JOB: Return a copy of every line in the records that includes the word "type".

^^^^^^^^

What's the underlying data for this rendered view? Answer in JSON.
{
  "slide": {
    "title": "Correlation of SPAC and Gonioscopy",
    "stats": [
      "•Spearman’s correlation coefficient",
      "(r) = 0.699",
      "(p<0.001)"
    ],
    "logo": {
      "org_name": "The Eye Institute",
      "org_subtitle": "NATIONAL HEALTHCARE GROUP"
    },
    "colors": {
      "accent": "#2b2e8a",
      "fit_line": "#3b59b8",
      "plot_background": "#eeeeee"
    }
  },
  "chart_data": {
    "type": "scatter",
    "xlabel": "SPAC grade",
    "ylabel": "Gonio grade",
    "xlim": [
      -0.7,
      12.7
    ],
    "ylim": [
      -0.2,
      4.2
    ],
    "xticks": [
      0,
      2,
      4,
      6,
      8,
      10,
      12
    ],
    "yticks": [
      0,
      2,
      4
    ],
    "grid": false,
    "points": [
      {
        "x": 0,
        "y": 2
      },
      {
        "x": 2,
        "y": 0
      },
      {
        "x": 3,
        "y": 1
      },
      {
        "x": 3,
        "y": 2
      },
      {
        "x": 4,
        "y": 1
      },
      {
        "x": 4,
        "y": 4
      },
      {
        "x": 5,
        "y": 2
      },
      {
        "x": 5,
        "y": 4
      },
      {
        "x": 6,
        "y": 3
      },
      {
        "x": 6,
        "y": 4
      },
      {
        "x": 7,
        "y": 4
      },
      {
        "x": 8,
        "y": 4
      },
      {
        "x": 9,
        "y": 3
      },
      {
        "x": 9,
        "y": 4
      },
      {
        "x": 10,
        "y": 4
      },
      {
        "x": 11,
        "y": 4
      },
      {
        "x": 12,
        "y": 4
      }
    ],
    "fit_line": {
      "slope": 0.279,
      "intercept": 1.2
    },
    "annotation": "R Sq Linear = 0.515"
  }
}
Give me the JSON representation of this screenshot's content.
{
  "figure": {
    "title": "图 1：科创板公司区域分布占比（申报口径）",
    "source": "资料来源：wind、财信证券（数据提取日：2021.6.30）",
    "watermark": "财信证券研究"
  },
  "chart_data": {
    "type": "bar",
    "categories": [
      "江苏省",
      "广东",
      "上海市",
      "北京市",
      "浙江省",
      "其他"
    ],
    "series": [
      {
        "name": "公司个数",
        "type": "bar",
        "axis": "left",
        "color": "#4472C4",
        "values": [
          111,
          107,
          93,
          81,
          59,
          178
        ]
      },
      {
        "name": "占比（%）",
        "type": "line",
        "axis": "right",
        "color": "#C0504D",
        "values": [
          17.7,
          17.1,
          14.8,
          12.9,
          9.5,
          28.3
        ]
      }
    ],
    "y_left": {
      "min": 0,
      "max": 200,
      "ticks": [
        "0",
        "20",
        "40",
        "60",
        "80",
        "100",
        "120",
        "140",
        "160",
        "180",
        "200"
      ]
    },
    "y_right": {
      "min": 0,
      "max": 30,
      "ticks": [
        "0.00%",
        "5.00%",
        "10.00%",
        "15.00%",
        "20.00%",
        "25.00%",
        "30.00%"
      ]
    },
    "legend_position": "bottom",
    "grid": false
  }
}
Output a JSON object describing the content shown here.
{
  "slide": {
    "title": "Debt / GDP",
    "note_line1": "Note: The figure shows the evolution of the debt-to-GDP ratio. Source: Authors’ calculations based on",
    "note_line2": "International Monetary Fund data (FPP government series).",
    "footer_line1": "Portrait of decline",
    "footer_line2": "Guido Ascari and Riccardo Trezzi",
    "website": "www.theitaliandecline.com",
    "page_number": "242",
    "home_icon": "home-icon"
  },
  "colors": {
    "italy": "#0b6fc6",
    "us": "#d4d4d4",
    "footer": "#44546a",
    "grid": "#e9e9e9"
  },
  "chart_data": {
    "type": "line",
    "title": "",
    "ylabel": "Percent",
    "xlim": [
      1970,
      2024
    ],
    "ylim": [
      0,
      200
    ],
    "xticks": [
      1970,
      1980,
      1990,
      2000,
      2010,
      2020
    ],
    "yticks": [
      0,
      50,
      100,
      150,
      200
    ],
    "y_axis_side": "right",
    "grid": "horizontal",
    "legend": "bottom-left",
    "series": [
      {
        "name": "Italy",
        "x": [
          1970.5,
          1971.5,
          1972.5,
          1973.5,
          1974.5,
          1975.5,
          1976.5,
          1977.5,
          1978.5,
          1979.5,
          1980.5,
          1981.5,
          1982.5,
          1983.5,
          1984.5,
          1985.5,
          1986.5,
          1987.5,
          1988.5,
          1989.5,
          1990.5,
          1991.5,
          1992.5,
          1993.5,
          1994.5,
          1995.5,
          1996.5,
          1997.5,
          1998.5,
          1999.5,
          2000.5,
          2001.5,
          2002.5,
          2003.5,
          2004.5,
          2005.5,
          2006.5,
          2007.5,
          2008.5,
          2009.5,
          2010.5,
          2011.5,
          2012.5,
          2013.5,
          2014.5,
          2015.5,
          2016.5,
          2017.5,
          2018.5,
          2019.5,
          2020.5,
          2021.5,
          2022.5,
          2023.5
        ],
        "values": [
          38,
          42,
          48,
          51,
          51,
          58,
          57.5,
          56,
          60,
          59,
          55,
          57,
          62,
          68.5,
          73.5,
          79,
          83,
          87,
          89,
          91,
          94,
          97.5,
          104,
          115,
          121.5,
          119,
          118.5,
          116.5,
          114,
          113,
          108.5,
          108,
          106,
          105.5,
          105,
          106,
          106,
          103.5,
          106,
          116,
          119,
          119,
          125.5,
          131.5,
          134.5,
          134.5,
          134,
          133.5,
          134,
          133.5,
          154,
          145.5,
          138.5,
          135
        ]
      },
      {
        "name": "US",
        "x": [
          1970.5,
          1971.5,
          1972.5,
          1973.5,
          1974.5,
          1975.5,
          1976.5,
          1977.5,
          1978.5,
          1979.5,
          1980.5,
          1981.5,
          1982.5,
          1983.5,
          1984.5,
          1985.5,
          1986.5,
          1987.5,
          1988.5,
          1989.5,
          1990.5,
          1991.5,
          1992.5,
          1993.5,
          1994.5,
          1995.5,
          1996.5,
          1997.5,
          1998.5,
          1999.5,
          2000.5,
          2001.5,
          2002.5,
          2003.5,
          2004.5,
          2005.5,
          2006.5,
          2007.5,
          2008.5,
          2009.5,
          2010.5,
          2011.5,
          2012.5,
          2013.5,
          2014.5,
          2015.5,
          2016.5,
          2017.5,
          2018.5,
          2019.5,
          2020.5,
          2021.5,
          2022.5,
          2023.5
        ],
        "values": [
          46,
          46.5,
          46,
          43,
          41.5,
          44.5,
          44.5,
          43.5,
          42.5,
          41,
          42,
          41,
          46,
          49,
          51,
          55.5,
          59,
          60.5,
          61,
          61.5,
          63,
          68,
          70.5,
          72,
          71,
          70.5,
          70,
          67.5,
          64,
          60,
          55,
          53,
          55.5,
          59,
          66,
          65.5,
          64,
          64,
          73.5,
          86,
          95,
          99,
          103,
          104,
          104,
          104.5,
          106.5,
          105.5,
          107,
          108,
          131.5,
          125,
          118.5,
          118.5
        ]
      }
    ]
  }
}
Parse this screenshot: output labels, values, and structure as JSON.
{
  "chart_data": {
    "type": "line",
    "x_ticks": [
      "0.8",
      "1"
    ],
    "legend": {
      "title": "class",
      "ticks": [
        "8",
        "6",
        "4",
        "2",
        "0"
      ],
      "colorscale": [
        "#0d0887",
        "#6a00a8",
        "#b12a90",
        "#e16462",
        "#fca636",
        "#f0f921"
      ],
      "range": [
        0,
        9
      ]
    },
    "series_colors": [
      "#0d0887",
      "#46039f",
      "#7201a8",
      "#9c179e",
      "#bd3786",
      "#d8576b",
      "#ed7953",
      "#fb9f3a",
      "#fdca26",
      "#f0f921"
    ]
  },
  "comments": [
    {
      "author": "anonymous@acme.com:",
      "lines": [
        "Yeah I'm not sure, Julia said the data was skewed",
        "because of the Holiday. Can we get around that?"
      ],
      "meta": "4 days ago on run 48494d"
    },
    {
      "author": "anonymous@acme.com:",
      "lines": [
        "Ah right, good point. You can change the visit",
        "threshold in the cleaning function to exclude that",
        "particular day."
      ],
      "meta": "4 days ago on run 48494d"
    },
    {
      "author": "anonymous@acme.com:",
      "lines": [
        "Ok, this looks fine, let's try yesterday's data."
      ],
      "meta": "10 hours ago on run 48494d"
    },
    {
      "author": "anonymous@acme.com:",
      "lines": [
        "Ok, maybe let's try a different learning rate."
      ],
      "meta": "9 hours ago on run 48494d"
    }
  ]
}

^^^^^^^^

THE OUTPUT:
    "type": "scatter",
    "type": "bar",
        "type": "bar",
        "type": "line",
    "type": "line",
    "type": "line",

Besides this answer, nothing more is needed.